WRITTEN PROBLEM:
Copy out all lines with the word "Chemin" in them.

RECORDED DATA:

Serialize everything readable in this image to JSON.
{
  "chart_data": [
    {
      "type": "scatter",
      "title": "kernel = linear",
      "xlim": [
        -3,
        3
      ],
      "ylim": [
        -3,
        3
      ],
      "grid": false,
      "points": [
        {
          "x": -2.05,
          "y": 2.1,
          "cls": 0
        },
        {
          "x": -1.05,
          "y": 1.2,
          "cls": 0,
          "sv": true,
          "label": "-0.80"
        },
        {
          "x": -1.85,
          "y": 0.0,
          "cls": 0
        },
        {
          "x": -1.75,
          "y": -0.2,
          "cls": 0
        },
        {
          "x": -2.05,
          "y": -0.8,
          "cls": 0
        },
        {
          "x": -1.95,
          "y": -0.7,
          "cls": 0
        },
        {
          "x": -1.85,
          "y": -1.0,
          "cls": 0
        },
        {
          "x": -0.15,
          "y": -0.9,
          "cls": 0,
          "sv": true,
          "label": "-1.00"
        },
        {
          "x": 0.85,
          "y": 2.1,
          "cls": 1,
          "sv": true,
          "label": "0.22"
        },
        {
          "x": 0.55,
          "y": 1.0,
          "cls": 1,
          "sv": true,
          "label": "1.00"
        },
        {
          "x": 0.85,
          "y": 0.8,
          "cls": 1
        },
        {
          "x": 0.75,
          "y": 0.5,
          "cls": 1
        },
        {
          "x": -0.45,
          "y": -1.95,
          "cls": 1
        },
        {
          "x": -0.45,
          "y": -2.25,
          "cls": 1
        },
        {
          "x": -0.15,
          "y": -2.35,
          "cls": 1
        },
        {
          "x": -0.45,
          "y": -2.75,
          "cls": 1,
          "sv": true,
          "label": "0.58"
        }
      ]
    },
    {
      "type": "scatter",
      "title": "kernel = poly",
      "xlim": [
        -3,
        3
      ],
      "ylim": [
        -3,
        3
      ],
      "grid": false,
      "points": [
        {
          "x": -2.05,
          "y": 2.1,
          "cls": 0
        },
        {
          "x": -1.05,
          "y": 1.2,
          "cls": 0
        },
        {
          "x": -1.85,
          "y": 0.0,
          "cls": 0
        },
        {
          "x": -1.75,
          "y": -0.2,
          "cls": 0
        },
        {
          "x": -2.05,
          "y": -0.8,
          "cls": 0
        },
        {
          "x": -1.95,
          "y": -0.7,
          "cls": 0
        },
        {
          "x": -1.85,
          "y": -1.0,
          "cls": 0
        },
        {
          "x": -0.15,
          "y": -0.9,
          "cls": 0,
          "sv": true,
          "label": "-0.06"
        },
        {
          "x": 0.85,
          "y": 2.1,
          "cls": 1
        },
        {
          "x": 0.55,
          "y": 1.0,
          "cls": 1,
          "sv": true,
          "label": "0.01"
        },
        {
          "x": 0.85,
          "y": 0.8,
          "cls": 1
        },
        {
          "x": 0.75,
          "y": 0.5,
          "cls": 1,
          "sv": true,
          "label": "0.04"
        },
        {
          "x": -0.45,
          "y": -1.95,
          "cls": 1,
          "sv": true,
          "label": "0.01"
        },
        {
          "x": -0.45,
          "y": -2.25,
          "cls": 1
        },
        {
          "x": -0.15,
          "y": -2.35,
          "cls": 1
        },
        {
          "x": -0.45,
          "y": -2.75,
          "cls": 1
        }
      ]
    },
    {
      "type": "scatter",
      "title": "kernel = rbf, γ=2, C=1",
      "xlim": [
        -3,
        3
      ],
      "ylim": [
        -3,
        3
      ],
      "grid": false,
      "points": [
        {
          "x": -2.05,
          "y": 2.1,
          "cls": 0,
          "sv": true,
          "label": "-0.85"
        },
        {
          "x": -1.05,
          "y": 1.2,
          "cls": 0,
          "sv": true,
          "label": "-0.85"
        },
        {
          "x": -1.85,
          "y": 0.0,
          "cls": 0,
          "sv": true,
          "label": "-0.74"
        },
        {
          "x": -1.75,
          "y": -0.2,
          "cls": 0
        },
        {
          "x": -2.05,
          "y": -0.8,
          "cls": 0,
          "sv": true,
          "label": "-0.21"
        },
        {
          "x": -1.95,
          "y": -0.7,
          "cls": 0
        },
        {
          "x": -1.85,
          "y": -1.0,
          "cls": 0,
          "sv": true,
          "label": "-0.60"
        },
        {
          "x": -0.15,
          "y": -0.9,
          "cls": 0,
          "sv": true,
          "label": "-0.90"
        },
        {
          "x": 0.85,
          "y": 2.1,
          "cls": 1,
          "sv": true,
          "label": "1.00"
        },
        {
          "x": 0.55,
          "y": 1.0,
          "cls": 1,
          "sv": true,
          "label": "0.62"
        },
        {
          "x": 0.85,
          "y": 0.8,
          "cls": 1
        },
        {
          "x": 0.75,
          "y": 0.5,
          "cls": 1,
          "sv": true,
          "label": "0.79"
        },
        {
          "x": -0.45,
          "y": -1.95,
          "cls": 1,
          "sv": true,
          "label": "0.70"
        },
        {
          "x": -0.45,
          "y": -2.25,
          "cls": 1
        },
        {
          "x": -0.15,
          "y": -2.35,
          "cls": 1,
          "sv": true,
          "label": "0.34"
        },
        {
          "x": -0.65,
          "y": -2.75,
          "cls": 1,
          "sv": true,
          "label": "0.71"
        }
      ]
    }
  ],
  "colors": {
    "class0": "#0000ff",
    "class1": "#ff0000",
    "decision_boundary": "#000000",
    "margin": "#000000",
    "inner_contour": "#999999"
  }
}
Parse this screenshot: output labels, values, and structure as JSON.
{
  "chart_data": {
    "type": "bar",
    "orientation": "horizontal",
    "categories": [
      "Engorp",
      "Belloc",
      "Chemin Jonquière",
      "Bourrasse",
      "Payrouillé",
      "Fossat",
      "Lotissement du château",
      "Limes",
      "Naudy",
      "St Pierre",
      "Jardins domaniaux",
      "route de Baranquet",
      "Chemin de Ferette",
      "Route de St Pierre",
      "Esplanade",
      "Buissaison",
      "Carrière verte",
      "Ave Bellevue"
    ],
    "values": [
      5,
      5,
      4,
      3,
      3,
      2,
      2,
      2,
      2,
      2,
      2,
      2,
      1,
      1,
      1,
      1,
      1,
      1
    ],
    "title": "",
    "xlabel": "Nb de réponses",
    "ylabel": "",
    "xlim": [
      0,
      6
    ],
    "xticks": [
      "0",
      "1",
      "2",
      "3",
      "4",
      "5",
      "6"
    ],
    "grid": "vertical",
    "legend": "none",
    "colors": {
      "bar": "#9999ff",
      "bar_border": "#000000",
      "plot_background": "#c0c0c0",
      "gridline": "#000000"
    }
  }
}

OUTPUT FOR THIS TASK:
      "Chemin Jonquière",
      "Chemin de Ferette",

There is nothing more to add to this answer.